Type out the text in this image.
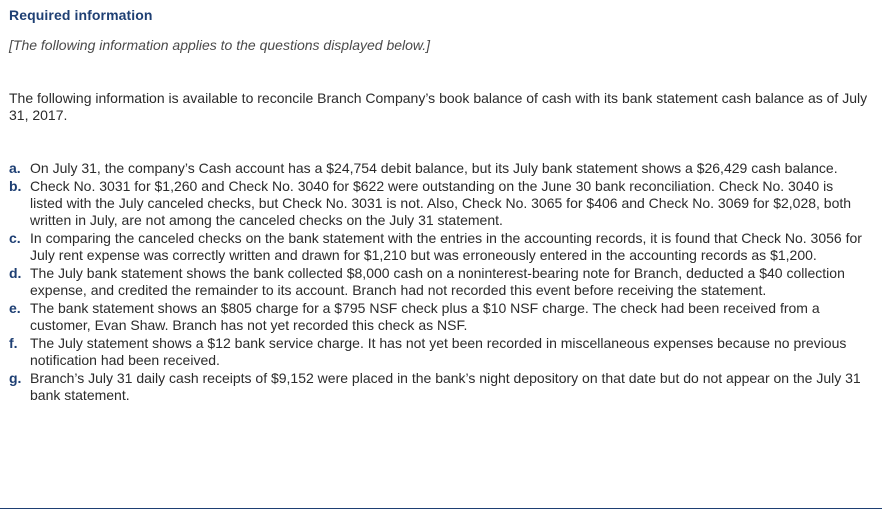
Required information
[The following information applies to the questions displayed below.]
The following information is available to reconcile Branch Company’s book balance of cash with its bank statement cash balance as of July 31, 2017.
a. On July 31, the company’s Cash account has a $24,754 debit balance, but its July bank statement shows a $26,429 cash balance.
b. Check No. 3031 for $1,260 and Check No. 3040 for $622 were outstanding on the June 30 bank reconciliation. Check No. 3040 is listed with the July canceled checks, but Check No. 3031 is not. Also, Check No. 3065 for $406 and Check No. 3069 for $2,028, both written in July, are not among the canceled checks on the July 31 statement.
c. In comparing the canceled checks on the bank statement with the entries in the accounting records, it is found that Check No. 3056 for July rent expense was correctly written and drawn for $1,210 but was erroneously entered in the accounting records as $1,200.
d. The July bank statement shows the bank collected $8,000 cash on a noninterest-bearing note for Branch, deducted a $40 collection expense, and credited the remainder to its account. Branch had not recorded this event before receiving the statement.
e. The bank statement shows an $805 charge for a $795 NSF check plus a $10 NSF charge. The check had been received from a customer, Evan Shaw. Branch has not yet recorded this check as NSF.
f. The July statement shows a $12 bank service charge. It has not yet been recorded in miscellaneous expenses because no previous notification had been received.
g. Branch’s July 31 daily cash receipts of $9,152 were placed in the bank’s night depository on that date but do not appear on the July 31 bank statement.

+ + +

--- Requirement ---
Please set down each line of the data above exactly as written, without the pictures.

--- Result of the exercise ---
Type out the text in this image.
Required information
[The following information applies to the questions displayed below.]
The following information is available to reconcile Branch Company’s book balance of cash with its bank statement cash balance as of July 31, 2017.
a. On July 31, the company’s Cash account has a $24,754 debit balance, but its July bank statement shows a $26,429 cash balance.
b. Check No. 3031 for $1,260 and Check No. 3040 for $622 were outstanding on the June 30 bank reconciliation. Check No. 3040 is listed with the July canceled checks, but Check No. 3031 is not. Also, Check No. 3065 for $406 and Check No. 3069 for $2,028, both written in July, are not among the canceled checks on the July 31 statement.
c. In comparing the canceled checks on the bank statement with the entries in the accounting records, it is found that Check No. 3056 for July rent expense was correctly written and drawn for $1,210 but was erroneously entered in the accounting records as $1,200.
d. The July bank statement shows the bank collected $8,000 cash on a noninterest-bearing note for Branch, deducted a $40 collection expense, and credited the remainder to its account. Branch had not recorded this event before receiving the statement.
e. The bank statement shows an $805 charge for a $795 NSF check plus a $10 NSF charge. The check had been received from a customer, Evan Shaw. Branch has not yet recorded this check as NSF.
f. The July statement shows a $12 bank service charge. It has not yet been recorded in miscellaneous expenses because no previous notification had been received.
g. Branch’s July 31 daily cash receipts of $9,152 were placed in the bank’s night depository on that date but do not appear on the July 31 bank statement.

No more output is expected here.